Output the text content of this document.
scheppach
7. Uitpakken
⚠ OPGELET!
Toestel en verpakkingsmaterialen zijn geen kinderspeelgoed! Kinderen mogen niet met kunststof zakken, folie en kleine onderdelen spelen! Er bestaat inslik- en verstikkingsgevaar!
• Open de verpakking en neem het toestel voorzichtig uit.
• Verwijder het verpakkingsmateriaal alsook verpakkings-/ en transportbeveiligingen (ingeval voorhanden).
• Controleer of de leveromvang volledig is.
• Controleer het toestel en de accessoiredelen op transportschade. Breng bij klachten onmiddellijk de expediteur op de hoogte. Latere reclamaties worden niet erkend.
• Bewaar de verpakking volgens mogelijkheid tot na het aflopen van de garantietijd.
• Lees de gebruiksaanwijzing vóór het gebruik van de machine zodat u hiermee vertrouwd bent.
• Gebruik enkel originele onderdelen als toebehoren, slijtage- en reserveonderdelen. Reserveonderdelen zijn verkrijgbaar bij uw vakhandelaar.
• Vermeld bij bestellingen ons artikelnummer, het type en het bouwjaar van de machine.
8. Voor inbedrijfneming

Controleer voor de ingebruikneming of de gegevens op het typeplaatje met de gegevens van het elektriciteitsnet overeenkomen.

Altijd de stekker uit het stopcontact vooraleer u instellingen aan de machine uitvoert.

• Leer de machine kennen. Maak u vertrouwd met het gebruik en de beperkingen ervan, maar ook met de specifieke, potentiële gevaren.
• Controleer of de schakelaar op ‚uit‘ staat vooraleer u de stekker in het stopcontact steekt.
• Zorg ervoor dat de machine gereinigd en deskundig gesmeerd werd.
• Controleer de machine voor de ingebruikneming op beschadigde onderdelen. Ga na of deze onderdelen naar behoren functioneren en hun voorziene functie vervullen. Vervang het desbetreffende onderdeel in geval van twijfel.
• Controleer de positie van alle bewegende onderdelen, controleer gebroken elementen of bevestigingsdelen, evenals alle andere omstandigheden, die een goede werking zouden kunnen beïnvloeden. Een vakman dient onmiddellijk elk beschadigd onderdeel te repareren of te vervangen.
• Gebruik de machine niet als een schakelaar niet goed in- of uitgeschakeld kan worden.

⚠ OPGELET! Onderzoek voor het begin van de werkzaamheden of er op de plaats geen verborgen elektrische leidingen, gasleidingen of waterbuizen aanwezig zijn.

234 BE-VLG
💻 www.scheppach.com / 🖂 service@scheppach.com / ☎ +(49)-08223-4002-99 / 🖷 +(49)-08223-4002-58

## WHAT TO PRODUCE
Extract the complete listing above, reproducing each line exactly.

## EXPECTED ANSWER
Output the text content of this document.
scheppach
7. Uitpakken
⚠ OPGELET!
Toestel en verpakkingsmaterialen zijn geen kinderspeelgoed! Kinderen mogen niet met kunststof zakken, folie en kleine onderdelen spelen! Er bestaat inslik- en verstikkingsgevaar!
• Open de verpakking en neem het toestel voorzichtig uit.
• Verwijder het verpakkingsmateriaal alsook verpakkings-/ en transportbeveiligingen (ingeval voorhanden).
• Controleer of de leveromvang volledig is.
• Controleer het toestel en de accessoiredelen op transportschade. Breng bij klachten onmiddellijk de expediteur op de hoogte. Latere reclamaties worden niet erkend.
• Bewaar de verpakking volgens mogelijkheid tot na het aflopen van de garantietijd.
• Lees de gebruiksaanwijzing vóór het gebruik van de machine zodat u hiermee vertrouwd bent.
• Gebruik enkel originele onderdelen als toebehoren, slijtage- en reserveonderdelen. Reserveonderdelen zijn verkrijgbaar bij uw vakhandelaar.
• Vermeld bij bestellingen ons artikelnummer, het type en het bouwjaar van de machine.
8. Voor inbedrijfneming

Controleer voor de ingebruikneming of de gegevens op het typeplaatje met de gegevens van het elektriciteitsnet overeenkomen.

Altijd de stekker uit het stopcontact vooraleer u instellingen aan de machine uitvoert.

• Leer de machine kennen. Maak u vertrouwd met het gebruik en de beperkingen ervan, maar ook met de specifieke, potentiële gevaren.
• Controleer of de schakelaar op ‚uit‘ staat vooraleer u de stekker in het stopcontact steekt.
• Zorg ervoor dat de machine gereinigd en deskundig gesmeerd werd.
• Controleer de machine voor de ingebruikneming op beschadigde onderdelen. Ga na of deze onderdelen naar behoren functioneren en hun voorziene functie vervullen. Vervang het desbetreffende onderdeel in geval van twijfel.
• Controleer de positie van alle bewegende onderdelen, controleer gebroken elementen of bevestigingsdelen, evenals alle andere omstandigheden, die een goede werking zouden kunnen beïnvloeden. Een vakman dient onmiddellijk elk beschadigd onderdeel te repareren of te vervangen.
• Gebruik de machine niet als een schakelaar niet goed in- of uitgeschakeld kan worden.

⚠ OPGELET! Onderzoek voor het begin van de werkzaamheden of er op de plaats geen verborgen elektrische leidingen, gasleidingen of waterbuizen aanwezig zijn.

234 BE-VLG
💻 www.scheppach.com / 🖂 service@scheppach.com / ☎ +(49)-08223-4002-99 / 🖷 +(49)-08223-4002-58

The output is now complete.